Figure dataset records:
++++++++

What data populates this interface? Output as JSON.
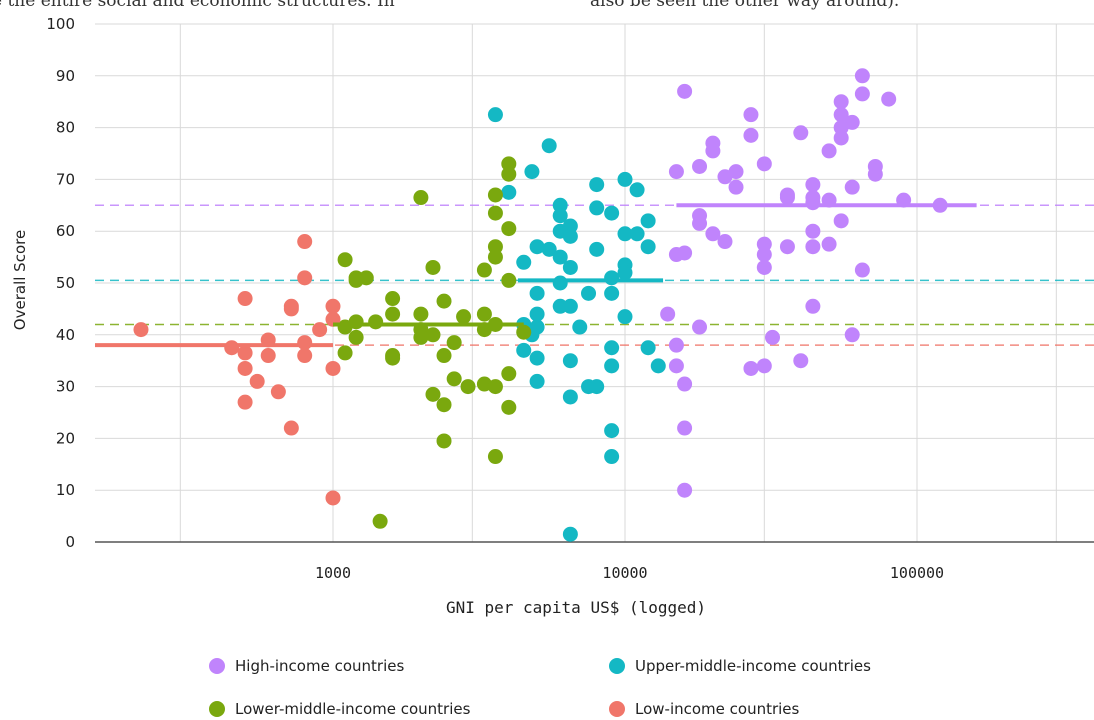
{
  "page": {
    "top_text_left": "e the entire social and economic structures. In",
    "top_text_right": "also be seen the other way around)."
  },
  "colors": {
    "high": "#c084fc",
    "upper": "#14b8c4",
    "lower": "#7aa80e",
    "low": "#f0766a"
  },
  "chart_data": {
    "type": "scatter",
    "title": "",
    "xlabel": "GNI per capita US$ (logged)",
    "ylabel": "Overall Score",
    "xscale": "log",
    "xlim": [
      150,
      400000
    ],
    "ylim": [
      0,
      100
    ],
    "x_ticks": [
      1000,
      10000,
      100000
    ],
    "x_tick_labels": [
      "1000",
      "10000",
      "100000"
    ],
    "y_ticks": [
      0,
      10,
      20,
      30,
      40,
      50,
      60,
      70,
      80,
      90,
      100
    ],
    "grid": true,
    "legend_position": "bottom",
    "series": [
      {
        "name": "High-income countries",
        "key": "high",
        "mean": 65,
        "mean_range": [
          15000,
          160000
        ],
        "points": [
          [
            16000,
            87
          ],
          [
            65000,
            90
          ],
          [
            65000,
            86.5
          ],
          [
            55000,
            85
          ],
          [
            80000,
            85.5
          ],
          [
            27000,
            82.5
          ],
          [
            55000,
            82.5
          ],
          [
            60000,
            81
          ],
          [
            55000,
            80
          ],
          [
            40000,
            79
          ],
          [
            27000,
            78.5
          ],
          [
            55000,
            78
          ],
          [
            20000,
            77
          ],
          [
            20000,
            75.5
          ],
          [
            50000,
            75.5
          ],
          [
            15000,
            71.5
          ],
          [
            18000,
            72.5
          ],
          [
            30000,
            73
          ],
          [
            22000,
            70.5
          ],
          [
            24000,
            71.5
          ],
          [
            72000,
            72.5
          ],
          [
            72000,
            71
          ],
          [
            24000,
            68.5
          ],
          [
            44000,
            69
          ],
          [
            60000,
            68.5
          ],
          [
            36000,
            67
          ],
          [
            44000,
            66.5
          ],
          [
            36000,
            66.5
          ],
          [
            50000,
            66
          ],
          [
            44000,
            65.5
          ],
          [
            90000,
            66
          ],
          [
            120000,
            65
          ],
          [
            18000,
            63
          ],
          [
            18000,
            61.5
          ],
          [
            55000,
            62
          ],
          [
            20000,
            59.5
          ],
          [
            22000,
            58
          ],
          [
            44000,
            60
          ],
          [
            30000,
            57.5
          ],
          [
            30000,
            55.5
          ],
          [
            36000,
            57
          ],
          [
            44000,
            57
          ],
          [
            50000,
            57.5
          ],
          [
            15000,
            55.5
          ],
          [
            16000,
            55.8
          ],
          [
            30000,
            53
          ],
          [
            65000,
            52.5
          ],
          [
            44000,
            45.5
          ],
          [
            14000,
            44
          ],
          [
            18000,
            41.5
          ],
          [
            32000,
            39.5
          ],
          [
            40000,
            35
          ],
          [
            60000,
            40
          ],
          [
            15000,
            38
          ],
          [
            15000,
            34
          ],
          [
            27000,
            33.5
          ],
          [
            30000,
            34
          ],
          [
            16000,
            30.5
          ],
          [
            16000,
            22
          ],
          [
            16000,
            10
          ]
        ]
      },
      {
        "name": "Upper-middle-income countries",
        "key": "upper",
        "mean": 50.5,
        "mean_range": [
          4300,
          13500
        ],
        "points": [
          [
            3600,
            82.5
          ],
          [
            5500,
            76.5
          ],
          [
            4800,
            71.5
          ],
          [
            10000,
            70
          ],
          [
            8000,
            69
          ],
          [
            11000,
            68
          ],
          [
            4000,
            67.5
          ],
          [
            6000,
            65
          ],
          [
            8000,
            64.5
          ],
          [
            9000,
            63.5
          ],
          [
            6000,
            63
          ],
          [
            6500,
            61
          ],
          [
            12000,
            62
          ],
          [
            6000,
            60
          ],
          [
            6500,
            59
          ],
          [
            10000,
            59.5
          ],
          [
            11000,
            59.5
          ],
          [
            5000,
            57
          ],
          [
            5500,
            56.5
          ],
          [
            8000,
            56.5
          ],
          [
            12000,
            57
          ],
          [
            6000,
            55
          ],
          [
            4500,
            54
          ],
          [
            6500,
            53
          ],
          [
            10000,
            53.5
          ],
          [
            10000,
            52
          ],
          [
            6000,
            50
          ],
          [
            9000,
            51
          ],
          [
            5000,
            48
          ],
          [
            7500,
            48
          ],
          [
            9000,
            48
          ],
          [
            6000,
            45.5
          ],
          [
            6500,
            45.5
          ],
          [
            10000,
            43.5
          ],
          [
            5000,
            44
          ],
          [
            4500,
            42
          ],
          [
            5000,
            41.5
          ],
          [
            7000,
            41.5
          ],
          [
            4800,
            40
          ],
          [
            9000,
            37.5
          ],
          [
            12000,
            37.5
          ],
          [
            4500,
            37
          ],
          [
            5000,
            35.5
          ],
          [
            6500,
            35
          ],
          [
            9000,
            34
          ],
          [
            13000,
            34
          ],
          [
            5000,
            31
          ],
          [
            7500,
            30
          ],
          [
            8000,
            30
          ],
          [
            6500,
            28
          ],
          [
            9000,
            21.5
          ],
          [
            9000,
            16.5
          ],
          [
            6500,
            1.5
          ]
        ]
      },
      {
        "name": "Lower-middle-income countries",
        "key": "lower",
        "mean": 42,
        "mean_range": [
          1000,
          4500
        ],
        "points": [
          [
            4000,
            73
          ],
          [
            4000,
            71
          ],
          [
            3600,
            67
          ],
          [
            2000,
            66.5
          ],
          [
            3600,
            63.5
          ],
          [
            4000,
            60.5
          ],
          [
            3600,
            57
          ],
          [
            1100,
            54.5
          ],
          [
            3600,
            55
          ],
          [
            2200,
            53
          ],
          [
            3300,
            52.5
          ],
          [
            1200,
            51
          ],
          [
            1300,
            51
          ],
          [
            1200,
            50.5
          ],
          [
            4000,
            50.5
          ],
          [
            1600,
            47
          ],
          [
            2400,
            46.5
          ],
          [
            1600,
            44
          ],
          [
            2000,
            44
          ],
          [
            2800,
            43.5
          ],
          [
            3300,
            44
          ],
          [
            1200,
            42.5
          ],
          [
            1400,
            42.5
          ],
          [
            1100,
            41.5
          ],
          [
            2000,
            41
          ],
          [
            3300,
            41
          ],
          [
            3600,
            42
          ],
          [
            2000,
            39.5
          ],
          [
            2200,
            40
          ],
          [
            1200,
            39.5
          ],
          [
            4500,
            40.5
          ],
          [
            2600,
            38.5
          ],
          [
            1100,
            36.5
          ],
          [
            1600,
            36
          ],
          [
            1600,
            35.5
          ],
          [
            2400,
            36
          ],
          [
            4000,
            32.5
          ],
          [
            2600,
            31.5
          ],
          [
            2900,
            30
          ],
          [
            3300,
            30.5
          ],
          [
            3600,
            30
          ],
          [
            2200,
            28.5
          ],
          [
            2400,
            26.5
          ],
          [
            4000,
            26
          ],
          [
            2400,
            19.5
          ],
          [
            3600,
            16.5
          ],
          [
            1450,
            4
          ]
        ]
      },
      {
        "name": "Low-income countries",
        "key": "low",
        "mean": 38,
        "mean_range": [
          150,
          1000
        ],
        "points": [
          [
            800,
            58
          ],
          [
            500,
            47
          ],
          [
            800,
            51
          ],
          [
            720,
            45.5
          ],
          [
            720,
            45
          ],
          [
            1000,
            45.5
          ],
          [
            1000,
            43
          ],
          [
            900,
            41
          ],
          [
            220,
            41
          ],
          [
            600,
            39
          ],
          [
            800,
            38.5
          ],
          [
            450,
            37.5
          ],
          [
            500,
            36.5
          ],
          [
            600,
            36
          ],
          [
            800,
            36
          ],
          [
            500,
            33.5
          ],
          [
            1000,
            33.5
          ],
          [
            550,
            31
          ],
          [
            650,
            29
          ],
          [
            500,
            27
          ],
          [
            720,
            22
          ],
          [
            1000,
            8.5
          ]
        ]
      }
    ]
  }
}
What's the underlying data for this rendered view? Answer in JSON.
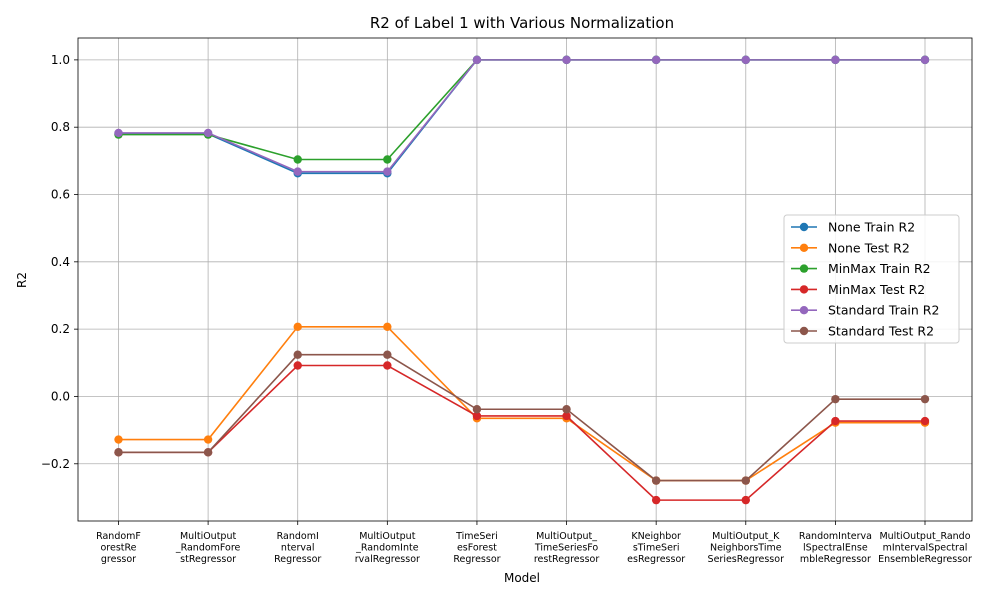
{
  "chart_data": {
    "type": "line",
    "title": "R2 of Label 1 with Various Normalization",
    "xlabel": "Model",
    "ylabel": "R2",
    "categories": [
      "RandomF\norestRe\ngressor",
      "MultiOutput\n_RandomFore\nstRegressor",
      "RandomI\nnterval\nRegressor",
      "MultiOutput\n_RandomInte\nrvalRegressor",
      "TimeSeri\nesForest\nRegressor",
      "MultiOutput_\nTimeSeriesFo\nrestRegressor",
      "KNeighbor\nsTimeSeri\nesRegressor",
      "MultiOutput_K\nNeighborsTime\nSeriesRegressor",
      "RandomInterva\nlSpectralEnse\nmbleRegressor",
      "MultiOutput_Rando\nmIntervalSpectral\nEnsembleRegressor"
    ],
    "ylim": [
      -0.37,
      1.065
    ],
    "yticks": [
      -0.2,
      0.0,
      0.2,
      0.4,
      0.6,
      0.8,
      1.0
    ],
    "ytick_labels": [
      "−0.2",
      "0.0",
      "0.2",
      "0.4",
      "0.6",
      "0.8",
      "1.0"
    ],
    "grid": true,
    "legend_position": "center-right",
    "series": [
      {
        "name": "None Train R2",
        "color": "#1f77b4",
        "values": [
          0.78,
          0.78,
          0.663,
          0.663,
          1.0,
          1.0,
          1.0,
          1.0,
          1.0,
          1.0
        ]
      },
      {
        "name": "None Test R2",
        "color": "#ff7f0e",
        "values": [
          -0.128,
          -0.128,
          0.207,
          0.207,
          -0.065,
          -0.065,
          -0.25,
          -0.25,
          -0.078,
          -0.078
        ]
      },
      {
        "name": "MinMax Train R2",
        "color": "#2ca02c",
        "values": [
          0.778,
          0.778,
          0.704,
          0.704,
          1.0,
          1.0,
          1.0,
          1.0,
          1.0,
          1.0
        ]
      },
      {
        "name": "MinMax Test R2",
        "color": "#d62728",
        "values": [
          -0.166,
          -0.166,
          0.092,
          0.092,
          -0.058,
          -0.058,
          -0.308,
          -0.308,
          -0.073,
          -0.073
        ]
      },
      {
        "name": "Standard Train R2",
        "color": "#9467bd",
        "values": [
          0.783,
          0.783,
          0.668,
          0.668,
          1.0,
          1.0,
          1.0,
          1.0,
          1.0,
          1.0
        ]
      },
      {
        "name": "Standard Test R2",
        "color": "#8c564b",
        "values": [
          -0.166,
          -0.166,
          0.124,
          0.124,
          -0.038,
          -0.038,
          -0.25,
          -0.25,
          -0.008,
          -0.008
        ]
      }
    ]
  }
}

++++++++

*Instruction*
Pick out the lines above that hold the string "countries" and show them.

*Reply*
        "name": "High-income countries",
        "name": "Upper-middle-income countries",
        "name": "Lower-middle-income countries",
        "name": "Low-income countries",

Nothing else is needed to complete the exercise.